Read the data and repeat it in full, exactly.

— START OF Records for processing —

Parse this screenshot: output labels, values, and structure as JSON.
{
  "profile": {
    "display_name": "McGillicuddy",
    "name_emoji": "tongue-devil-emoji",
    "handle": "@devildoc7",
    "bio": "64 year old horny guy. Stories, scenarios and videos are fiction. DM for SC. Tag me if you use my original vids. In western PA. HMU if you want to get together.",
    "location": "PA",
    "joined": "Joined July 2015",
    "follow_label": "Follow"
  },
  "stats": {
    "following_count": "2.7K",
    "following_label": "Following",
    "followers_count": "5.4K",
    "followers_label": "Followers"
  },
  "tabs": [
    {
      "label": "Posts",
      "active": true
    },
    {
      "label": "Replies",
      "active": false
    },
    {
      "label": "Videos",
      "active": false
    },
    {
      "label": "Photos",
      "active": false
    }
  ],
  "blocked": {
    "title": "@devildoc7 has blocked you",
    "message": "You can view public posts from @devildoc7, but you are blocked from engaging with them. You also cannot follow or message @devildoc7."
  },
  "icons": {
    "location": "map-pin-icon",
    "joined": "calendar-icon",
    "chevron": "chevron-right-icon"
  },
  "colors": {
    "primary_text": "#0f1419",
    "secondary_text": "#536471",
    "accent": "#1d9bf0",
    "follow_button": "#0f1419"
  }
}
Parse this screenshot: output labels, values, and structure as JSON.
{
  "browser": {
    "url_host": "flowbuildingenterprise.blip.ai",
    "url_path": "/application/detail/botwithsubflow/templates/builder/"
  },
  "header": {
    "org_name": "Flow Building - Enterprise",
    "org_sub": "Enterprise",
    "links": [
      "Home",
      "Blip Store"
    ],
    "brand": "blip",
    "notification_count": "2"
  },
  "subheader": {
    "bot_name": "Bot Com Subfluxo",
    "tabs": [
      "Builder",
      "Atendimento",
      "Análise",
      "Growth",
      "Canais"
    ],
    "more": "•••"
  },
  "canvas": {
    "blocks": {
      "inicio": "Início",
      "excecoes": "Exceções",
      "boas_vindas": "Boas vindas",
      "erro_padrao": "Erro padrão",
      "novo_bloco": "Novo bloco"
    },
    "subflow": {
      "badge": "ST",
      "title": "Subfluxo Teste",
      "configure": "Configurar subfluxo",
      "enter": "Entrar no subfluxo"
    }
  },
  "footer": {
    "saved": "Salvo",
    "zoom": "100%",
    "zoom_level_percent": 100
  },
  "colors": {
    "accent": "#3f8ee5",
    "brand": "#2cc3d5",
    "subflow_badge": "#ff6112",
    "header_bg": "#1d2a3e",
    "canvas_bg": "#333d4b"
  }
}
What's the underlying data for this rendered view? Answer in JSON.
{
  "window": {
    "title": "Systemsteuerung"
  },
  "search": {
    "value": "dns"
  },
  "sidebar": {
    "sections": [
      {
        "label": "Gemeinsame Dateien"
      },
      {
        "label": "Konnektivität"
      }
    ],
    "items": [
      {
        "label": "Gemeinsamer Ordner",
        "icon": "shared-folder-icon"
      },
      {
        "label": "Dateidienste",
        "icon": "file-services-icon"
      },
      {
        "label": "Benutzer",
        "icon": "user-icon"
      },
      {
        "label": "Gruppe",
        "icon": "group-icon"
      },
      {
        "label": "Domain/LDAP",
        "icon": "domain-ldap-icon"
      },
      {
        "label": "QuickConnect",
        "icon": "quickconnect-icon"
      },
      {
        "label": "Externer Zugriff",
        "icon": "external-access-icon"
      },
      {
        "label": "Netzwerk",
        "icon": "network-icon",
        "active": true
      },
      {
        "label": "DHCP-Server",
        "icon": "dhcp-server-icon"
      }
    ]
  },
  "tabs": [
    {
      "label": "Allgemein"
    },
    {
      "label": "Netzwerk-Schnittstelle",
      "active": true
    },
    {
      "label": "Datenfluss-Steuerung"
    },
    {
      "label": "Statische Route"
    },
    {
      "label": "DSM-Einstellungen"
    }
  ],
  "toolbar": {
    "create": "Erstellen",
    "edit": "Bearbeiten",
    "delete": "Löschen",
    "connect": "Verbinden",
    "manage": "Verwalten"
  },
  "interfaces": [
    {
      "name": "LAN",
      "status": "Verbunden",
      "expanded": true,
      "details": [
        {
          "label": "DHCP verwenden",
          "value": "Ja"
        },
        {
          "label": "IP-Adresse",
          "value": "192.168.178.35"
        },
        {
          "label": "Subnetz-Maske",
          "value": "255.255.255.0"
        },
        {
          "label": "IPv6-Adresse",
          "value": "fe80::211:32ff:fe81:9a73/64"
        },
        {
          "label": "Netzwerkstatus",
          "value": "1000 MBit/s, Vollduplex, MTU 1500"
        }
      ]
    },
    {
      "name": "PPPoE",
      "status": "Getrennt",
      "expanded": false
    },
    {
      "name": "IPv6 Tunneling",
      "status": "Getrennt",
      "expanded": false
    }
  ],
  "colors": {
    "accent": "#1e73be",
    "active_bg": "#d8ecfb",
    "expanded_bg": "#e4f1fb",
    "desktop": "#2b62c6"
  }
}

— END OF Records for processing —

### Correct output
Parse this screenshot: output labels, values, and structure as JSON.
{
  "profile": {
    "display_name": "McGillicuddy",
    "name_emoji": "tongue-devil-emoji",
    "handle": "@devildoc7",
    "bio": "64 year old horny guy. Stories, scenarios and videos are fiction. DM for SC. Tag me if you use my original vids. In western PA. HMU if you want to get together.",
    "location": "PA",
    "joined": "Joined July 2015",
    "follow_label": "Follow"
  },
  "stats": {
    "following_count": "2.7K",
    "following_label": "Following",
    "followers_count": "5.4K",
    "followers_label": "Followers"
  },
  "tabs": [
    {
      "label": "Posts",
      "active": true
    },
    {
      "label": "Replies",
      "active": false
    },
    {
      "label": "Videos",
      "active": false
    },
    {
      "label": "Photos",
      "active": false
    }
  ],
  "blocked": {
    "title": "@devildoc7 has blocked you",
    "message": "You can view public posts from @devildoc7, but you are blocked from engaging with them. You also cannot follow or message @devildoc7."
  },
  "icons": {
    "location": "map-pin-icon",
    "joined": "calendar-icon",
    "chevron": "chevron-right-icon"
  },
  "colors": {
    "primary_text": "#0f1419",
    "secondary_text": "#536471",
    "accent": "#1d9bf0",
    "follow_button": "#0f1419"
  }
}
Parse this screenshot: output labels, values, and structure as JSON.
{
  "browser": {
    "url_host": "flowbuildingenterprise.blip.ai",
    "url_path": "/application/detail/botwithsubflow/templates/builder/"
  },
  "header": {
    "org_name": "Flow Building - Enterprise",
    "org_sub": "Enterprise",
    "links": [
      "Home",
      "Blip Store"
    ],
    "brand": "blip",
    "notification_count": "2"
  },
  "subheader": {
    "bot_name": "Bot Com Subfluxo",
    "tabs": [
      "Builder",
      "Atendimento",
      "Análise",
      "Growth",
      "Canais"
    ],
    "more": "•••"
  },
  "canvas": {
    "blocks": {
      "inicio": "Início",
      "excecoes": "Exceções",
      "boas_vindas": "Boas vindas",
      "erro_padrao": "Erro padrão",
      "novo_bloco": "Novo bloco"
    },
    "subflow": {
      "badge": "ST",
      "title": "Subfluxo Teste",
      "configure": "Configurar subfluxo",
      "enter": "Entrar no subfluxo"
    }
  },
  "footer": {
    "saved": "Salvo",
    "zoom": "100%",
    "zoom_level_percent": 100
  },
  "colors": {
    "accent": "#3f8ee5",
    "brand": "#2cc3d5",
    "subflow_badge": "#ff6112",
    "header_bg": "#1d2a3e",
    "canvas_bg": "#333d4b"
  }
}
What's the underlying data for this rendered view? Answer in JSON.
{
  "window": {
    "title": "Systemsteuerung"
  },
  "search": {
    "value": "dns"
  },
  "sidebar": {
    "sections": [
      {
        "label": "Gemeinsame Dateien"
      },
      {
        "label": "Konnektivität"
      }
    ],
    "items": [
      {
        "label": "Gemeinsamer Ordner",
        "icon": "shared-folder-icon"
      },
      {
        "label": "Dateidienste",
        "icon": "file-services-icon"
      },
      {
        "label": "Benutzer",
        "icon": "user-icon"
      },
      {
        "label": "Gruppe",
        "icon": "group-icon"
      },
      {
        "label": "Domain/LDAP",
        "icon": "domain-ldap-icon"
      },
      {
        "label": "QuickConnect",
        "icon": "quickconnect-icon"
      },
      {
        "label": "Externer Zugriff",
        "icon": "external-access-icon"
      },
      {
        "label": "Netzwerk",
        "icon": "network-icon",
        "active": true
      },
      {
        "label": "DHCP-Server",
        "icon": "dhcp-server-icon"
      }
    ]
  },
  "tabs": [
    {
      "label": "Allgemein"
    },
    {
      "label": "Netzwerk-Schnittstelle",
      "active": true
    },
    {
      "label": "Datenfluss-Steuerung"
    },
    {
      "label": "Statische Route"
    },
    {
      "label": "DSM-Einstellungen"
    }
  ],
  "toolbar": {
    "create": "Erstellen",
    "edit": "Bearbeiten",
    "delete": "Löschen",
    "connect": "Verbinden",
    "manage": "Verwalten"
  },
  "interfaces": [
    {
      "name": "LAN",
      "status": "Verbunden",
      "expanded": true,
      "details": [
        {
          "label": "DHCP verwenden",
          "value": "Ja"
        },
        {
          "label": "IP-Adresse",
          "value": "192.168.178.35"
        },
        {
          "label": "Subnetz-Maske",
          "value": "255.255.255.0"
        },
        {
          "label": "IPv6-Adresse",
          "value": "fe80::211:32ff:fe81:9a73/64"
        },
        {
          "label": "Netzwerkstatus",
          "value": "1000 MBit/s, Vollduplex, MTU 1500"
        }
      ]
    },
    {
      "name": "PPPoE",
      "status": "Getrennt",
      "expanded": false
    },
    {
      "name": "IPv6 Tunneling",
      "status": "Getrennt",
      "expanded": false
    }
  ],
  "colors": {
    "accent": "#1e73be",
    "active_bg": "#d8ecfb",
    "expanded_bg": "#e4f1fb",
    "desktop": "#2b62c6"
  }
}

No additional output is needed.